Show all lines holding the string "norma".

════════════════════

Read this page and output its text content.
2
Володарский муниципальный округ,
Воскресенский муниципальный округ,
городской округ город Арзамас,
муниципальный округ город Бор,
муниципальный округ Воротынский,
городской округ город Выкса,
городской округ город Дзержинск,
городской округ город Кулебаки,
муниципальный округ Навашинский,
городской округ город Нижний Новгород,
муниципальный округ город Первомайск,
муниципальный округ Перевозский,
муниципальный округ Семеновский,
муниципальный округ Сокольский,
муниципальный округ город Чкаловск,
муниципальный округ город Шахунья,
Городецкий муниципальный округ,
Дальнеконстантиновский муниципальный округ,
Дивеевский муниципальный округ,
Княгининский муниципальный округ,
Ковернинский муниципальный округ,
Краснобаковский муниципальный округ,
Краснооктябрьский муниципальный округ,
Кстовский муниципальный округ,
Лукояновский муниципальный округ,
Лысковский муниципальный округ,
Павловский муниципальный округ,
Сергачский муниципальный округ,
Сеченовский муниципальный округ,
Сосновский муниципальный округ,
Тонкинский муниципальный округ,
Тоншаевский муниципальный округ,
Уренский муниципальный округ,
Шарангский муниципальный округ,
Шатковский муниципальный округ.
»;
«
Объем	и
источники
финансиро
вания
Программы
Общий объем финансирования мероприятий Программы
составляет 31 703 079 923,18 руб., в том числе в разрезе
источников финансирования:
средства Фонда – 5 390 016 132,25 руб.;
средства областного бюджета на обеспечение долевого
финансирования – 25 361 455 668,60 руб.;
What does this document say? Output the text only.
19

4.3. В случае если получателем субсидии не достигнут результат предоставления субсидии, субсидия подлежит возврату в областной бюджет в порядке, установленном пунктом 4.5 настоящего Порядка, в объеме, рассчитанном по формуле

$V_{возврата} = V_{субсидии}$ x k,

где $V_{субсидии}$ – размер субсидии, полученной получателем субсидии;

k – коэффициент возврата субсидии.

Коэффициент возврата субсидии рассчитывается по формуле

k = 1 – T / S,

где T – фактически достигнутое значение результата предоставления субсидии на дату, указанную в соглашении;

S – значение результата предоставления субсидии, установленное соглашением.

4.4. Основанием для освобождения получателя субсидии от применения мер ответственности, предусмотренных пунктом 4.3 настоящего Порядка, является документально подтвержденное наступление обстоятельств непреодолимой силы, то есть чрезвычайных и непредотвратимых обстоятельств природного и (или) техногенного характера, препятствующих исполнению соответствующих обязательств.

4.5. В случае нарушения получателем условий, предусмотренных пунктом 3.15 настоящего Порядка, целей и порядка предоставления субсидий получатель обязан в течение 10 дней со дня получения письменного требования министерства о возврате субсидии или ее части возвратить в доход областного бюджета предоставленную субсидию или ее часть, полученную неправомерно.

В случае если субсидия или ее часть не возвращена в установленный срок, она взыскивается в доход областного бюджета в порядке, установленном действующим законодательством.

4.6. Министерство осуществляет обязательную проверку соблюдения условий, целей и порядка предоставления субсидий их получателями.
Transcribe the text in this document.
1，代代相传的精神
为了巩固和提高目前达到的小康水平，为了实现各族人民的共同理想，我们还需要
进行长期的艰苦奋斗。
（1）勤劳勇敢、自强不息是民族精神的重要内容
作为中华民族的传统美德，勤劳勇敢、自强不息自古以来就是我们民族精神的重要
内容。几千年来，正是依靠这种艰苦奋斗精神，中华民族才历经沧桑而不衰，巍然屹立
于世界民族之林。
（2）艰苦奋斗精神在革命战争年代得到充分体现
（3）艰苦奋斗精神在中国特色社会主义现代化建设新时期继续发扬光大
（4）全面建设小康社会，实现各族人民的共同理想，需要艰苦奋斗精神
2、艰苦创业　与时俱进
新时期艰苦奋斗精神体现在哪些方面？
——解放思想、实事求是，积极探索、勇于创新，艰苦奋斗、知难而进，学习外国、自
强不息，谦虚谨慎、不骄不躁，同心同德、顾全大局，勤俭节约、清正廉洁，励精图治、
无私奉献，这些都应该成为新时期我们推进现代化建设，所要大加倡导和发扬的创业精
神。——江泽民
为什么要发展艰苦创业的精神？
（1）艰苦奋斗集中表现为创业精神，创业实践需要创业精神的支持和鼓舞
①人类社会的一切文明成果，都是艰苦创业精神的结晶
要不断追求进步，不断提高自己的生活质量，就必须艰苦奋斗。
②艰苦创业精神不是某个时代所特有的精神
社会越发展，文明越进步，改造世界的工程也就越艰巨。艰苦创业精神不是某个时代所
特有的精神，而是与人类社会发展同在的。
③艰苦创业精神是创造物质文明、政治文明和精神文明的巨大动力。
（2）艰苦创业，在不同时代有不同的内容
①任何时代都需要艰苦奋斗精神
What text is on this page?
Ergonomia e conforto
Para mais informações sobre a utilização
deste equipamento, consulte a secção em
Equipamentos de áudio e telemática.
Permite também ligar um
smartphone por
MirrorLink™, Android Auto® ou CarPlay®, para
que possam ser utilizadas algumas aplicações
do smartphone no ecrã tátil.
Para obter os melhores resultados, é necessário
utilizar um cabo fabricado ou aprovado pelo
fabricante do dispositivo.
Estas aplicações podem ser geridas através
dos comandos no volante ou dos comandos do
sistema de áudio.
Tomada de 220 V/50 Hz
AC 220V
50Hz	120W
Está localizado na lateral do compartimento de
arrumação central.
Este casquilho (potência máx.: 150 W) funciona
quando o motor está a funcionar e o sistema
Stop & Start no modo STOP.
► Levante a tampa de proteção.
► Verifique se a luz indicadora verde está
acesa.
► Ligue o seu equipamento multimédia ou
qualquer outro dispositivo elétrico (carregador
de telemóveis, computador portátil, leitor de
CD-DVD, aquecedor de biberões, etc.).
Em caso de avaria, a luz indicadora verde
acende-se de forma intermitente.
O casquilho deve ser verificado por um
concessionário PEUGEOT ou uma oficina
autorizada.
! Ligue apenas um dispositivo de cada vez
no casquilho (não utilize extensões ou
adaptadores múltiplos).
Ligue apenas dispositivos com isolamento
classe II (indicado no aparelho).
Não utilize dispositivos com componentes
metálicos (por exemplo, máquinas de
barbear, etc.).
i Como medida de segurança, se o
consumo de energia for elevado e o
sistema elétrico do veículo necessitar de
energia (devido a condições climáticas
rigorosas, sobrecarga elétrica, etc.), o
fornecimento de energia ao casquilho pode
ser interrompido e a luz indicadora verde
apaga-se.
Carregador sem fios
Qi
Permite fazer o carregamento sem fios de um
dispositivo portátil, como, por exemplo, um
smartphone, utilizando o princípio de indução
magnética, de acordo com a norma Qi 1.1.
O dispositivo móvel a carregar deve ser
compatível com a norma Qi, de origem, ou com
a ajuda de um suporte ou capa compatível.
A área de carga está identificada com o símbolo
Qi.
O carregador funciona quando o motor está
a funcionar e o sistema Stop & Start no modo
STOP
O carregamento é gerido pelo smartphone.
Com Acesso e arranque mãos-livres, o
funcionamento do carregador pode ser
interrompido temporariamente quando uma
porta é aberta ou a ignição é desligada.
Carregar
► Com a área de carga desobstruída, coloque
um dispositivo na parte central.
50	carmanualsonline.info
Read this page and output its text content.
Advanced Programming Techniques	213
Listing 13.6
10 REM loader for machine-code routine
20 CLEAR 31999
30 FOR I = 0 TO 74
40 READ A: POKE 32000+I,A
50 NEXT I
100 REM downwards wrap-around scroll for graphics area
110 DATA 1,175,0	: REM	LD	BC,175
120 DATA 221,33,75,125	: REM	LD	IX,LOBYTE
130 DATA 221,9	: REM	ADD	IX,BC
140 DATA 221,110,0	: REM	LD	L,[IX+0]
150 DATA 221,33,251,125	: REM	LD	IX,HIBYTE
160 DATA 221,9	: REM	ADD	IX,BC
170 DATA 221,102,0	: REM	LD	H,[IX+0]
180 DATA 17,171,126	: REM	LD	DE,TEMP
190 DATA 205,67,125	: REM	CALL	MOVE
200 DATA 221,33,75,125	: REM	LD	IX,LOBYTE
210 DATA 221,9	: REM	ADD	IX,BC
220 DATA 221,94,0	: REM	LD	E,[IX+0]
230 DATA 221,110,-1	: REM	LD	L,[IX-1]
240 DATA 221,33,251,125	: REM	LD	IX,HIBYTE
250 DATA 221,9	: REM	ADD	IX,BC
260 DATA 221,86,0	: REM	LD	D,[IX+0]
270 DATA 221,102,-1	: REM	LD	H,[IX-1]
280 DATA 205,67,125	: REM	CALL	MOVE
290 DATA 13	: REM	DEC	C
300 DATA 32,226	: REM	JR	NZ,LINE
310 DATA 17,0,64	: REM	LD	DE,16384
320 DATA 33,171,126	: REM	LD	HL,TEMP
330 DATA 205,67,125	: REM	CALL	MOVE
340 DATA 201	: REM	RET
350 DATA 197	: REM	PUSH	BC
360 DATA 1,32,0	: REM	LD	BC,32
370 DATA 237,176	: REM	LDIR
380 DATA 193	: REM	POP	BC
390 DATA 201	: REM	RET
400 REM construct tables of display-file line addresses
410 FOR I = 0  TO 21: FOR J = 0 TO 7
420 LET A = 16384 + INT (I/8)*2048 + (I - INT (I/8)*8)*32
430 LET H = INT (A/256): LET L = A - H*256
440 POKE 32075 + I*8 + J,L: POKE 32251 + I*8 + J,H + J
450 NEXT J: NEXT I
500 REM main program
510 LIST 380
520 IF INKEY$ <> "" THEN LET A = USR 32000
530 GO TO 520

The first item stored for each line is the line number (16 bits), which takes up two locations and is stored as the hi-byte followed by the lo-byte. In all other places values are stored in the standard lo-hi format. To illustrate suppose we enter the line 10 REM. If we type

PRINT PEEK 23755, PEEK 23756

════════════════════

▶ [OUTPUT BELOW]
magnética, de acordo com a norma Qi 1.1.
compatível com a norma Qi, de origem, ou com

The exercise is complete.